* [AIM] Filter this data down to the lines that hold "chevron", and copy them.

begin DATA FOR PROCESSING

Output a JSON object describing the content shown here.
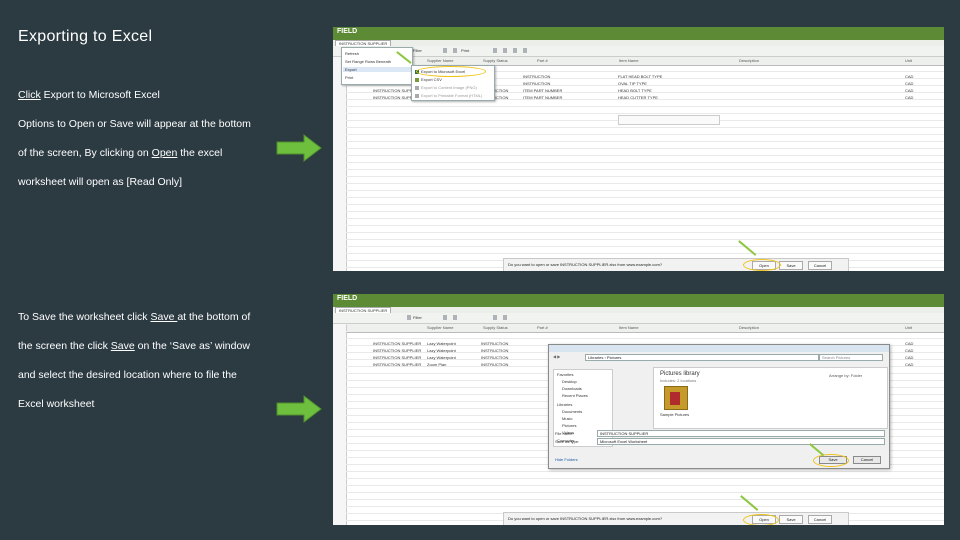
{
  "slide": {
    "title": "Exporting to Excel",
    "p1": {
      "click": "Click",
      "rest": " Export to Microsoft Excel"
    },
    "p2": "Options to Open or Save will appear at the bottom",
    "p3": {
      "a": "of the screen, By clicking on ",
      "open": "Open",
      "b": " the excel"
    },
    "p4": "worksheet will open as [Read Only]",
    "p5": {
      "a": "To Save the worksheet click ",
      "save": "Save ",
      "b": "at the bottom of"
    },
    "p6": {
      "a": "the screen the click ",
      "save": "Save",
      "b": " on the ‘Save as’ window"
    },
    "p7": "and select the desired location where to file the",
    "p8": "Excel worksheet"
  },
  "colors": {
    "background": "#2c3a42",
    "arrow": "#6fbf3f",
    "brand": "#5c8a35",
    "highlight": "#f0c419"
  },
  "shot1": {
    "brand": "FIELD",
    "tab": "INSTRUCTION SUPPLIER",
    "toolbar": [
      "Filter",
      "Print"
    ],
    "headers": [
      "Supplier Name",
      "Supply Status",
      "Part #",
      "Item Name",
      "Description",
      "Unit"
    ],
    "menu_left": [
      "Refresh",
      "Set Range Rows Beneath",
      "Export",
      "Print"
    ],
    "menu_right": [
      "Export to Microsoft Excel",
      "Export CSV",
      "Export to Content Image (PNG)",
      "Export to Printable Format (HTML)"
    ],
    "rows": [
      [
        "INSTRUCTION SUPPLIER",
        "Lazy Waterpoint",
        "INSTRUCTION",
        "ITEM PART NUMBER",
        "FLAT HEAD BOLT TYPE",
        "CAD"
      ],
      [
        "INSTRUCTION SUPPLIER",
        "Lazy Waterpoint",
        "INSTRUCTION",
        "ITEM PART NUMBER",
        "OVAL TIP TYPE",
        "CAD"
      ],
      [
        "INSTRUCTION SUPPLIER",
        "Lazy Waterpoint",
        "INSTRUCTION",
        "ITEM PART NUMBER",
        "HEAD BOLT TYPE",
        "CAD"
      ],
      [
        "INSTRUCTION SUPPLIER",
        "Zoom Plan",
        "INSTRUCTION",
        "ITEM PART NUMBER",
        "HEAD CUTTER TYPE",
        "CAD"
      ]
    ],
    "download_text": "Do you want to open or save INSTRUCTION SUPPLIER.xlsx from www.example.com?",
    "download_buttons": [
      "Open",
      "Save",
      "Cancel"
    ]
  },
  "shot2": {
    "brand": "FIELD",
    "tab": "INSTRUCTION SUPPLIER",
    "toolbar": [
      "Filter"
    ],
    "headers": [
      "Supplier Name",
      "Supply Status",
      "Part #",
      "Item Name",
      "Description",
      "Unit"
    ],
    "rows": [
      [
        "INSTRUCTION SUPPLIER",
        "Lazy Waterpoint",
        "INSTRUCTION",
        "ITEM PART NUMBER",
        "FLAT HEAD BOLT TYPE",
        "CAD"
      ],
      [
        "INSTRUCTION SUPPLIER",
        "Lazy Waterpoint",
        "INSTRUCTION",
        "ITEM PART NUMBER",
        "OVAL TIP TYPE",
        "CAD"
      ],
      [
        "INSTRUCTION SUPPLIER",
        "Lazy Waterpoint",
        "INSTRUCTION",
        "ITEM PART NUMBER",
        "HEAD BOLT TYPE",
        "CAD"
      ],
      [
        "INSTRUCTION SUPPLIER",
        "Zoom Plan",
        "INSTRUCTION",
        "ITEM PART NUMBER",
        "HEAD CUTTER TYPE",
        "CAD"
      ]
    ],
    "dialog": {
      "path": "Libraries › Pictures",
      "search": "Search Pictures",
      "tree": [
        "Favorites",
        "Desktop",
        "Downloads",
        "Recent Places",
        "Libraries",
        "Documents",
        "Music",
        "Pictures",
        "Videos",
        "Computer"
      ],
      "library_title": "Pictures library",
      "library_sub": "Includes: 2 locations",
      "arrange": "Arrange by: Folder",
      "folder": "Sample Pictures",
      "filename_label": "File name:",
      "filename": "INSTRUCTION SUPPLIER",
      "type_label": "Save as type:",
      "type": "Microsoft Excel Worksheet",
      "hide": "Hide Folders",
      "save": "Save",
      "cancel": "Cancel"
    },
    "download_text": "Do you want to open or save INSTRUCTION SUPPLIER.xlsx from www.example.com?",
    "download_buttons": [
      "Open",
      "Save",
      "Cancel"
    ]
  }
}
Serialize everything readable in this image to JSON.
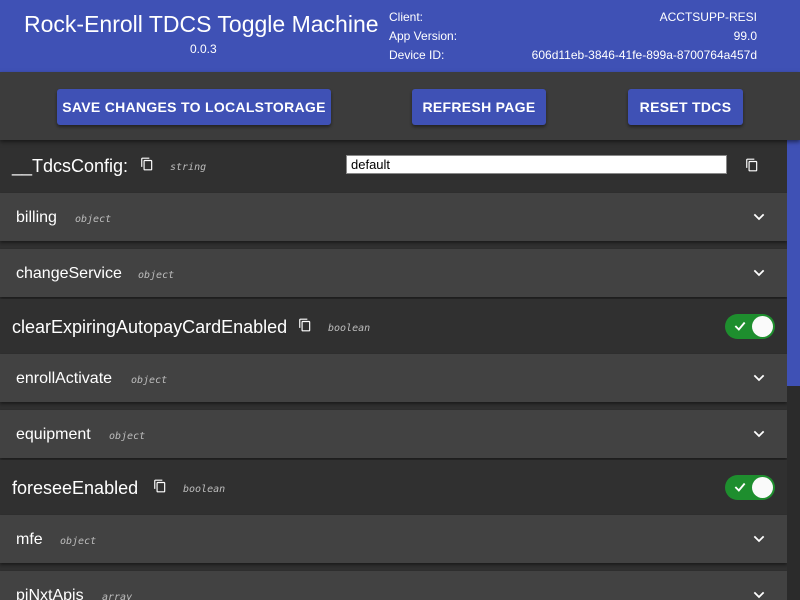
{
  "header": {
    "title": "Rock-Enroll TDCS Toggle Machine",
    "version": "0.0.3",
    "info": [
      {
        "label": "Client:",
        "value": "ACCTSUPP-RESI"
      },
      {
        "label": "App Version:",
        "value": "99.0"
      },
      {
        "label": "Device ID:",
        "value": "606d11eb-3846-41fe-899a-8700764a457d"
      }
    ]
  },
  "toolbar": {
    "save_label": "SAVE CHANGES TO LOCALSTORAGE",
    "refresh_label": "REFRESH PAGE",
    "reset_label": "RESET TDCS"
  },
  "config": {
    "rows": [
      {
        "key": "__TdcsConfig:",
        "type": "string",
        "value": "default"
      },
      {
        "key": "billing",
        "type": "object"
      },
      {
        "key": "changeService",
        "type": "object"
      },
      {
        "key": "clearExpiringAutopayCardEnabled",
        "type": "boolean",
        "enabled": true
      },
      {
        "key": "enrollActivate",
        "type": "object"
      },
      {
        "key": "equipment",
        "type": "object"
      },
      {
        "key": "foreseeEnabled",
        "type": "boolean",
        "enabled": true
      },
      {
        "key": "mfe",
        "type": "object"
      },
      {
        "key": "piNxtApis",
        "type": "array"
      }
    ]
  },
  "colors": {
    "header_bg": "#3f51b5",
    "button_bg": "#3f51b5",
    "toggle_on": "#1e8e2e",
    "panel_bg": "#424242",
    "page_bg": "#303030"
  },
  "icons": {
    "copy": "copy-icon",
    "expand": "chevron-down-icon",
    "check": "check-icon"
  }
}
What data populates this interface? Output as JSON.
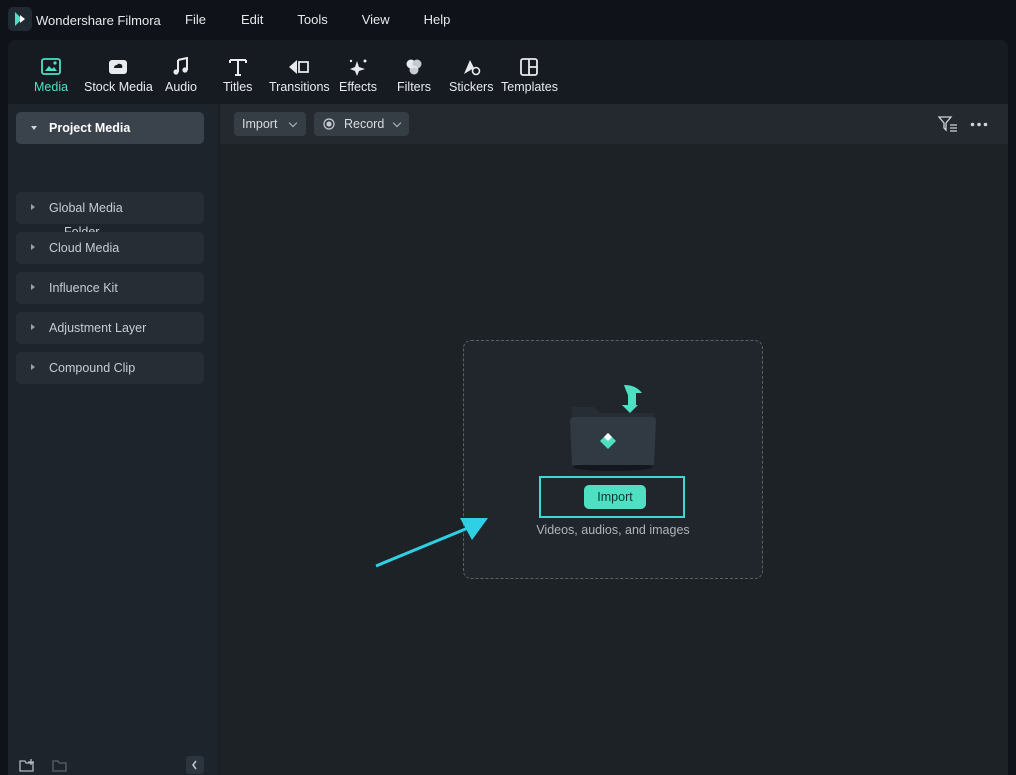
{
  "app": {
    "title": "Wondershare Filmora"
  },
  "menu": [
    "File",
    "Edit",
    "Tools",
    "View",
    "Help"
  ],
  "toolbar": {
    "items": [
      {
        "label": "Media",
        "icon": "media-icon",
        "active": true
      },
      {
        "label": "Stock Media",
        "icon": "stock-media-icon"
      },
      {
        "label": "Audio",
        "icon": "music-note-icon"
      },
      {
        "label": "Titles",
        "icon": "text-t-icon"
      },
      {
        "label": "Transitions",
        "icon": "transitions-icon"
      },
      {
        "label": "Effects",
        "icon": "sparkle-icon"
      },
      {
        "label": "Filters",
        "icon": "filters-icon"
      },
      {
        "label": "Stickers",
        "icon": "stickers-icon"
      },
      {
        "label": "Templates",
        "icon": "templates-icon"
      }
    ],
    "accent_color": "#4fe0c4"
  },
  "sidebar": {
    "items": [
      {
        "label": "Project Media",
        "expanded": true
      },
      {
        "label": "Global Media"
      },
      {
        "label": "Cloud Media"
      },
      {
        "label": "Influence Kit"
      },
      {
        "label": "Adjustment Layer"
      },
      {
        "label": "Compound Clip"
      }
    ],
    "folder": "Folder"
  },
  "subbar": {
    "import_label": "Import",
    "record_label": "Record"
  },
  "dropzone": {
    "button_label": "Import",
    "hint": "Videos, audios, and images"
  }
}
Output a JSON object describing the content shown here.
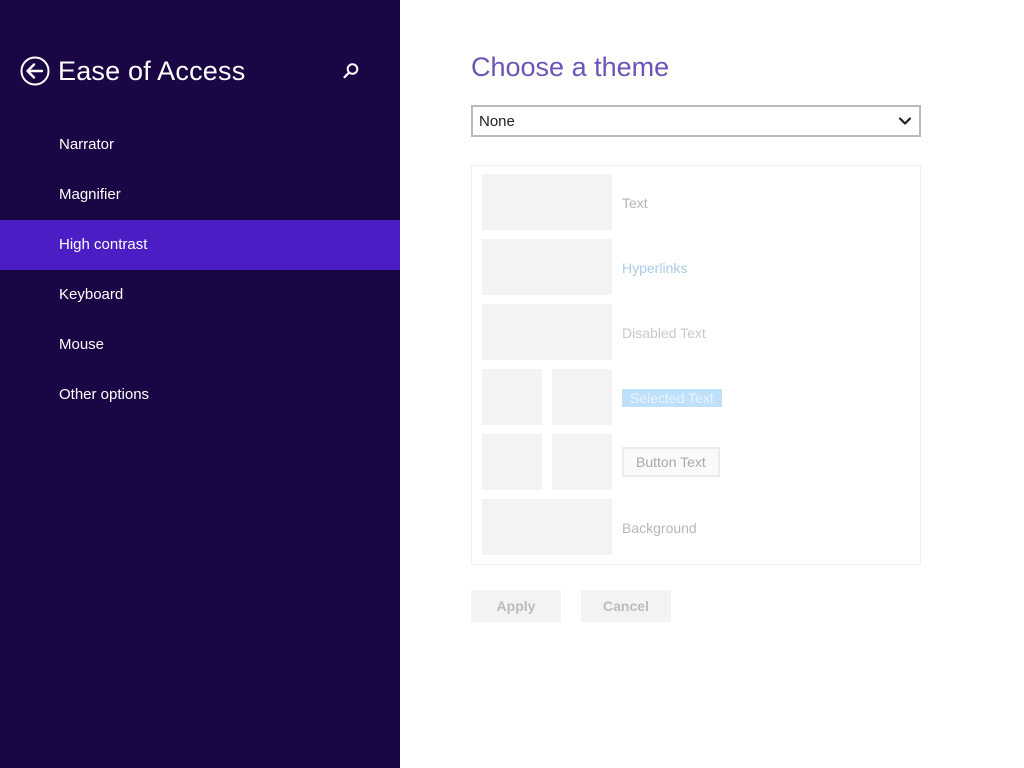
{
  "sidebar": {
    "title": "Ease of Access",
    "back_icon": "back-arrow-circle-icon",
    "search_icon": "search-icon",
    "background_color": "#1a0645",
    "active_color": "#4a1ec4",
    "items": [
      {
        "label": "Narrator",
        "active": false
      },
      {
        "label": "Magnifier",
        "active": false
      },
      {
        "label": "High contrast",
        "active": true
      },
      {
        "label": "Keyboard",
        "active": false
      },
      {
        "label": "Mouse",
        "active": false
      },
      {
        "label": "Other options",
        "active": false
      }
    ]
  },
  "main": {
    "title": "Choose a theme",
    "title_color": "#6b54b6",
    "theme_select": {
      "value": "None",
      "icon": "chevron-down-icon"
    },
    "preview": {
      "text_label": "Text",
      "hyperlinks_label": "Hyperlinks",
      "disabled_label": "Disabled Text",
      "selected_label": "Selected Text",
      "button_label": "Button Text",
      "background_label": "Background"
    },
    "buttons": {
      "apply": "Apply",
      "cancel": "Cancel"
    }
  }
}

end DATA FOR PROCESSING

* [RESPONSE]
    "expand": "chevron-down-icon",
      "icon": "chevron-down-icon"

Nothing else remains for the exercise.